■ What the task asks
The records that follow are to be repeated without alteration.

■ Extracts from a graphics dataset
☆ ☆ ☆ ☆

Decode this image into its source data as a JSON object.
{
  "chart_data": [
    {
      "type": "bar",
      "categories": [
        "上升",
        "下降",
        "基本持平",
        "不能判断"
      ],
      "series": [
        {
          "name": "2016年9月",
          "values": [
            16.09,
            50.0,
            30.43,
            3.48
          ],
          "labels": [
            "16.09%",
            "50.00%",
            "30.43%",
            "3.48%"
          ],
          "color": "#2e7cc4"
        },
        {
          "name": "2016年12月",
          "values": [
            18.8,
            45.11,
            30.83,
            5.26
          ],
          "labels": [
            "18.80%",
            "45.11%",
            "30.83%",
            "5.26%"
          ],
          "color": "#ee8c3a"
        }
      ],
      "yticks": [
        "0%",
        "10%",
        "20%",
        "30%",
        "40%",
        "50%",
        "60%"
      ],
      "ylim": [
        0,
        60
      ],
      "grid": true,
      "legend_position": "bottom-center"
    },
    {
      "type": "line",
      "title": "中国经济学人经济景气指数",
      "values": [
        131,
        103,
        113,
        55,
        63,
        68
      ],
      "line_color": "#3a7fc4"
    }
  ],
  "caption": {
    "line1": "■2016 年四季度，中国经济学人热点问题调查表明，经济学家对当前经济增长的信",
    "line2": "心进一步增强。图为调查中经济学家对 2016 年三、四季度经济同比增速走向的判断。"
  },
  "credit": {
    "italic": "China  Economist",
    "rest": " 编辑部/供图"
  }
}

☆ ☆ ☆ ☆

■ Exercise answer
Decode this image into its source data as a JSON object.
{
  "chart_data": [
    {
      "type": "bar",
      "categories": [
        "上升",
        "下降",
        "基本持平",
        "不能判断"
      ],
      "series": [
        {
          "name": "2016年9月",
          "values": [
            16.09,
            50.0,
            30.43,
            3.48
          ],
          "labels": [
            "16.09%",
            "50.00%",
            "30.43%",
            "3.48%"
          ],
          "color": "#2e7cc4"
        },
        {
          "name": "2016年12月",
          "values": [
            18.8,
            45.11,
            30.83,
            5.26
          ],
          "labels": [
            "18.80%",
            "45.11%",
            "30.83%",
            "5.26%"
          ],
          "color": "#ee8c3a"
        }
      ],
      "yticks": [
        "0%",
        "10%",
        "20%",
        "30%",
        "40%",
        "50%",
        "60%"
      ],
      "ylim": [
        0,
        60
      ],
      "grid": true,
      "legend_position": "bottom-center"
    },
    {
      "type": "line",
      "title": "中国经济学人经济景气指数",
      "values": [
        131,
        103,
        113,
        55,
        63,
        68
      ],
      "line_color": "#3a7fc4"
    }
  ],
  "caption": {
    "line1": "■2016 年四季度，中国经济学人热点问题调查表明，经济学家对当前经济增长的信",
    "line2": "心进一步增强。图为调查中经济学家对 2016 年三、四季度经济同比增速走向的判断。"
  },
  "credit": {
    "italic": "China  Economist",
    "rest": " 编辑部/供图"
  }
}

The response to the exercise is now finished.